-- start Entries --

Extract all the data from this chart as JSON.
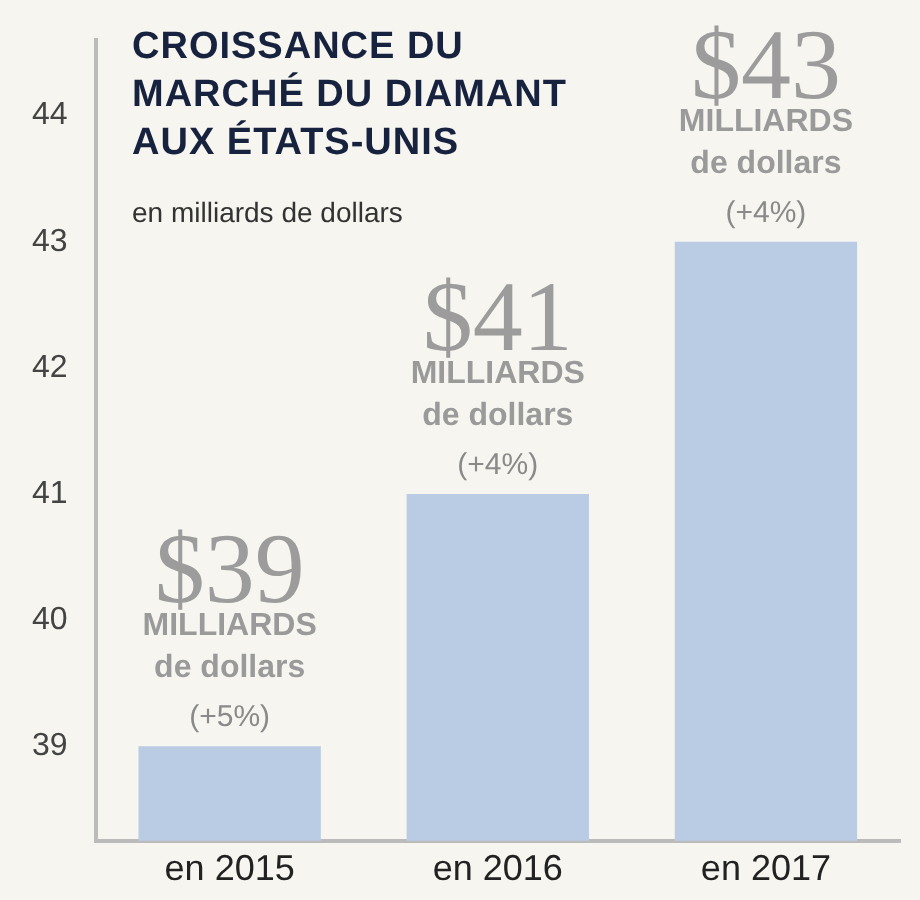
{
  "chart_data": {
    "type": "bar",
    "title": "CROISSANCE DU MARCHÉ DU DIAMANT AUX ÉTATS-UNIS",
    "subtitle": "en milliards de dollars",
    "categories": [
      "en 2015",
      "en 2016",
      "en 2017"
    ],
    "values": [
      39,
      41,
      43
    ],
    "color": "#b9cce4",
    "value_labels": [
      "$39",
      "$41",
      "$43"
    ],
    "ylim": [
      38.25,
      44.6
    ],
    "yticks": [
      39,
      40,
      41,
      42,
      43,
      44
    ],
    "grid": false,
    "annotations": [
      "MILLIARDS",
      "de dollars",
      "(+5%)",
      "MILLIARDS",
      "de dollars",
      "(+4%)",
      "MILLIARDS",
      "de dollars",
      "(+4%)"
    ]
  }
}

-- end Entries --

Work instructions:
Copy each line in full and exactly, omitting any picture.

Reply to the task:
Extract all the data from this chart as JSON.
{
  "chart_data": {
    "type": "bar",
    "title": "CROISSANCE DU MARCHÉ DU DIAMANT AUX ÉTATS-UNIS",
    "subtitle": "en milliards de dollars",
    "categories": [
      "en 2015",
      "en 2016",
      "en 2017"
    ],
    "values": [
      39,
      41,
      43
    ],
    "color": "#b9cce4",
    "value_labels": [
      "$39",
      "$41",
      "$43"
    ],
    "ylim": [
      38.25,
      44.6
    ],
    "yticks": [
      39,
      40,
      41,
      42,
      43,
      44
    ],
    "grid": false,
    "annotations": [
      "MILLIARDS",
      "de dollars",
      "(+5%)",
      "MILLIARDS",
      "de dollars",
      "(+4%)",
      "MILLIARDS",
      "de dollars",
      "(+4%)"
    ]
  }
}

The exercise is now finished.